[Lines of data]
──────────────────────────────

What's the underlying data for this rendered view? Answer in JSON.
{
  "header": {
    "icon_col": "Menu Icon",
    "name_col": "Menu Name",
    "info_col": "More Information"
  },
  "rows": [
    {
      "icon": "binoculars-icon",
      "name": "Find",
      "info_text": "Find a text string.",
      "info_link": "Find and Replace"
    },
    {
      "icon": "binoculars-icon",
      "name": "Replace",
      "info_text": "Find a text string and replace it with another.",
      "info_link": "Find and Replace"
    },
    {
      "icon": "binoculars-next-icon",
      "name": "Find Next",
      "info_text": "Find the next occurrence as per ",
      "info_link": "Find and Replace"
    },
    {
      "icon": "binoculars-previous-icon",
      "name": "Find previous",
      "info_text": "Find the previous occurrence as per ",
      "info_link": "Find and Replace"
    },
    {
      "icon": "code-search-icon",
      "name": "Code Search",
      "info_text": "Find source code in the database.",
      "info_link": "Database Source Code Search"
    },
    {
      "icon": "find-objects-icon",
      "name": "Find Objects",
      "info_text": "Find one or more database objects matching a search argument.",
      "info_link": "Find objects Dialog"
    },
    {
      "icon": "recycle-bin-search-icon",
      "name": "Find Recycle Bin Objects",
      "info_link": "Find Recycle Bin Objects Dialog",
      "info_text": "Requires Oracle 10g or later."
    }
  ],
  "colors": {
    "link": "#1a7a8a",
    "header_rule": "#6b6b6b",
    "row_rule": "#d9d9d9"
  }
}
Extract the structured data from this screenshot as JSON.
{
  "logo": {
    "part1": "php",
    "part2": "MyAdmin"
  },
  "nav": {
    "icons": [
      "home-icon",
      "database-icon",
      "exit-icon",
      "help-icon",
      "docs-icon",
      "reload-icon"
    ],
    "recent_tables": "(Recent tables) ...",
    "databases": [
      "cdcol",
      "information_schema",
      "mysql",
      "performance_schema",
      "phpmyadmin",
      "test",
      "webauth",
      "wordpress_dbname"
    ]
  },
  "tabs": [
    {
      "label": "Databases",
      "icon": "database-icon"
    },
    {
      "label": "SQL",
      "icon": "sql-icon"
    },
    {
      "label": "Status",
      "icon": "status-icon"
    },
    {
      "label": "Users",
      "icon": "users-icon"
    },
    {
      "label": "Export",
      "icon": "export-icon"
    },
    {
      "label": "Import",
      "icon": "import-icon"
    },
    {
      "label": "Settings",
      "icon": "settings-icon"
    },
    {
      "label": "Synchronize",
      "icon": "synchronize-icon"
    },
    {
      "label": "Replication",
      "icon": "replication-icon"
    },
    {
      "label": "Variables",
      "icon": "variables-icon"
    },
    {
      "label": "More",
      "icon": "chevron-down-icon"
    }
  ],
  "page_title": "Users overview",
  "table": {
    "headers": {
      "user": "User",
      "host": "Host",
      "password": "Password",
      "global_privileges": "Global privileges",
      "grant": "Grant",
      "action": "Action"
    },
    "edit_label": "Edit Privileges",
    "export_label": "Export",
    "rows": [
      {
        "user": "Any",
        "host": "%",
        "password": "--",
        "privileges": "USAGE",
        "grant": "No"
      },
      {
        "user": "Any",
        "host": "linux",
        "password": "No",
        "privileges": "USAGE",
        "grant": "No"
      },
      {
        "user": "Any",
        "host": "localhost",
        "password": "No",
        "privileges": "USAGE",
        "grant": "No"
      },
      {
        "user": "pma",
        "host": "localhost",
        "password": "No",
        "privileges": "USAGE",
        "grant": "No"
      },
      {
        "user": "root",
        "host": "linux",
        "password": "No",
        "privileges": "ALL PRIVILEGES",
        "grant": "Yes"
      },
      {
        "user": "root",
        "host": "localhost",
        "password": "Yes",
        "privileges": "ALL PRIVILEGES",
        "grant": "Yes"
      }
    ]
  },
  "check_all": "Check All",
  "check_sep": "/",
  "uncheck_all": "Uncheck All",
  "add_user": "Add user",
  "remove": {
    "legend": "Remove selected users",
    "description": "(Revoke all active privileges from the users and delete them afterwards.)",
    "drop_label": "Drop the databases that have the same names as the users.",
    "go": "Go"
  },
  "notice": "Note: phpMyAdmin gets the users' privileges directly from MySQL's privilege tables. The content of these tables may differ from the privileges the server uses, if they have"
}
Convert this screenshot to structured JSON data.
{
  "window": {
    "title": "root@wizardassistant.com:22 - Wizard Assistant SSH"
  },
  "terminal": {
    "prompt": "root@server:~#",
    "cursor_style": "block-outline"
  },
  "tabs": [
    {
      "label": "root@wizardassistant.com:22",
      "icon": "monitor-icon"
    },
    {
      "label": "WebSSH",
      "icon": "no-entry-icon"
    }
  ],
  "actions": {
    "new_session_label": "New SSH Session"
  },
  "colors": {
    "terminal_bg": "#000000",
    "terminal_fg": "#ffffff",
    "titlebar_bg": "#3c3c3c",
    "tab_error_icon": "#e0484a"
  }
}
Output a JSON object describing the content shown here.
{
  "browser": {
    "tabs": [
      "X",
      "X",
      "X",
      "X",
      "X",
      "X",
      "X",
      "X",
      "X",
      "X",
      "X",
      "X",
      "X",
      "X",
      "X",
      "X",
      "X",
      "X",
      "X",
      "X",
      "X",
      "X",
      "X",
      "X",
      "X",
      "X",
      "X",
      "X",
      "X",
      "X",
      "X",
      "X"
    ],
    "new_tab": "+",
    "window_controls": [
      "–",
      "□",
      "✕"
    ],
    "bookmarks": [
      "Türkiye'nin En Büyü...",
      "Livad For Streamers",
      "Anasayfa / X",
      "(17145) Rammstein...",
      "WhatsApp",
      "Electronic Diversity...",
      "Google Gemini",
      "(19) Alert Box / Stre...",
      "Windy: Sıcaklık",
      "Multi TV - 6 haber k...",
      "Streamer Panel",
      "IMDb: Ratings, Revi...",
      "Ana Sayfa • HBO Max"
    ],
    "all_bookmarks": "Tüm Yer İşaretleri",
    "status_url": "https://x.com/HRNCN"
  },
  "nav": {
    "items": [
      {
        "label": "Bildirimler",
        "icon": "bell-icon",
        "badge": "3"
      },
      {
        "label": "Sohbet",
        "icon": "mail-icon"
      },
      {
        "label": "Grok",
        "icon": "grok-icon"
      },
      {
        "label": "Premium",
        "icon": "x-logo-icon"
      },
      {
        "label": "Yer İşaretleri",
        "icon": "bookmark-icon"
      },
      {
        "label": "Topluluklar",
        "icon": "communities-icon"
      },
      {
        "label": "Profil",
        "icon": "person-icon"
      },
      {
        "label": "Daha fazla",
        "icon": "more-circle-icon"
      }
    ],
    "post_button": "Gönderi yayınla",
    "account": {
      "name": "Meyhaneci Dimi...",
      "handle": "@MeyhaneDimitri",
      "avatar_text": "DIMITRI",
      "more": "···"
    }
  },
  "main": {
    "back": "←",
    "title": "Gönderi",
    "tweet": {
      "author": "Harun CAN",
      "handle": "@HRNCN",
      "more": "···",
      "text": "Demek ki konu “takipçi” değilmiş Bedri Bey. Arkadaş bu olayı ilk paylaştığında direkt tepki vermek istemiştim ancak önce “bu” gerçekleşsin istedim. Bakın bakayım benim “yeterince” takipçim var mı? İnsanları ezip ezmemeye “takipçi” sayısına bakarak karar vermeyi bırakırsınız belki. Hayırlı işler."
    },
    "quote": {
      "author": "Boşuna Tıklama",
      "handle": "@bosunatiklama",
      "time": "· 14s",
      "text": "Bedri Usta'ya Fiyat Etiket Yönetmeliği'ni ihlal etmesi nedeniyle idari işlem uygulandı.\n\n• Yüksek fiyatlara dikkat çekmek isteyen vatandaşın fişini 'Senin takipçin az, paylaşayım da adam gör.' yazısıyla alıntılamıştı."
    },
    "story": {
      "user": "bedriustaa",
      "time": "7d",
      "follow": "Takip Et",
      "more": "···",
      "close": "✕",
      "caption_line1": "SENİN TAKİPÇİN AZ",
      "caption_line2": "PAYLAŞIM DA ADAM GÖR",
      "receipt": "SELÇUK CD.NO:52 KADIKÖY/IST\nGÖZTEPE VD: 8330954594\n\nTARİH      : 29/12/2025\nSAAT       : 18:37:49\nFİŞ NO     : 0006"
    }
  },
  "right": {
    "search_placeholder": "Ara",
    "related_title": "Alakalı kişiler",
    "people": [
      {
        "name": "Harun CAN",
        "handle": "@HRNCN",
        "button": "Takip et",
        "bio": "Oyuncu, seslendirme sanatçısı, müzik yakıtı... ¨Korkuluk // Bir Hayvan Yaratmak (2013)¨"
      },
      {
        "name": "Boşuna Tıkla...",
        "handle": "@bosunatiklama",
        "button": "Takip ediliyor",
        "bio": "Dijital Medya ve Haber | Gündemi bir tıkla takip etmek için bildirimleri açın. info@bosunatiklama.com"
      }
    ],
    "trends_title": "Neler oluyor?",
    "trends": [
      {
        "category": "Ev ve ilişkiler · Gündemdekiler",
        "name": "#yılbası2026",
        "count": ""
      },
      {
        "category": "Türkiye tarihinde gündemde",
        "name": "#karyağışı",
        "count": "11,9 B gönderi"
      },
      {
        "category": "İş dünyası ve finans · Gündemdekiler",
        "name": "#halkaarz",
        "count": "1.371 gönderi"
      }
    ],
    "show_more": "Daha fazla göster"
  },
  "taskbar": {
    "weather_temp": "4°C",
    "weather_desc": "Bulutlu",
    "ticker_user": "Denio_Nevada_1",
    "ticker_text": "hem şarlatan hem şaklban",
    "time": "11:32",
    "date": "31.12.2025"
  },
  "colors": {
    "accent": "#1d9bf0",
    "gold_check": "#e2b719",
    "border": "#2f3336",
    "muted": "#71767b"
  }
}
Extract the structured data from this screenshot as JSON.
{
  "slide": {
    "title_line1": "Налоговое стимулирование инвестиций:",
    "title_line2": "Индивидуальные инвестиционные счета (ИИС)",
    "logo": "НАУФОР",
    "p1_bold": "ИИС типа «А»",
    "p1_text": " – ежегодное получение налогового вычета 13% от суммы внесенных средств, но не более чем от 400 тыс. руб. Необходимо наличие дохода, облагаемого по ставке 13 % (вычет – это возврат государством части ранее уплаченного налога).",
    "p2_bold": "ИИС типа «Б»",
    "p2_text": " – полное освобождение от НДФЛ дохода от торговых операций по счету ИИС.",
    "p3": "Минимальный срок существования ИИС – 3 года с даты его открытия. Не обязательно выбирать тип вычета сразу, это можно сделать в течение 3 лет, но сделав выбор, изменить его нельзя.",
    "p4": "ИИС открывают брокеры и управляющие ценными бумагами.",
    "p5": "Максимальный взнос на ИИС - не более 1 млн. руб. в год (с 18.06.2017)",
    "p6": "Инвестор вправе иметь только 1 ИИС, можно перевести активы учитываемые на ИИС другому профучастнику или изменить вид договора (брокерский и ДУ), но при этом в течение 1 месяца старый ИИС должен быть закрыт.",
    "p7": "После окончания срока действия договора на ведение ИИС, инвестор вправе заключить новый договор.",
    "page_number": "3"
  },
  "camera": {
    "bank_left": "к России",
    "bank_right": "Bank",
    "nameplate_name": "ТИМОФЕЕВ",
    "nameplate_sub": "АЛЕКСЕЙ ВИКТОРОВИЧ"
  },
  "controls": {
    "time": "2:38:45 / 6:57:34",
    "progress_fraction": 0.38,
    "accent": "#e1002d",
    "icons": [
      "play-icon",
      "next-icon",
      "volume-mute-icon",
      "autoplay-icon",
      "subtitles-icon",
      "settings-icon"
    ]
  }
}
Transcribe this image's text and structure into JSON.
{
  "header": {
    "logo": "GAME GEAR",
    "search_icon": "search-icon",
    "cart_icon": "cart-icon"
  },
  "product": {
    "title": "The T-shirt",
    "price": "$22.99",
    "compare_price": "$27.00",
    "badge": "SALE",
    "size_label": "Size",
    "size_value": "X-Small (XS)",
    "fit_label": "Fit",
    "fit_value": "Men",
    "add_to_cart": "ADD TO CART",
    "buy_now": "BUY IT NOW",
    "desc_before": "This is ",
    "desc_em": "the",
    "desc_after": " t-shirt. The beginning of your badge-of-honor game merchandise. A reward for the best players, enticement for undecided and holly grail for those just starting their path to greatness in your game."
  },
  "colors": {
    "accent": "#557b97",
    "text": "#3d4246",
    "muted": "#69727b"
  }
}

──────────────────────────────

Exercise prompt |
Go through the listing above and locate each line that holds the word "Türkiye". Copy those lines.

Solution to this task |
      "Türkiye'nin En Büyü...",
        "category": "Türkiye tarihinde gündemde",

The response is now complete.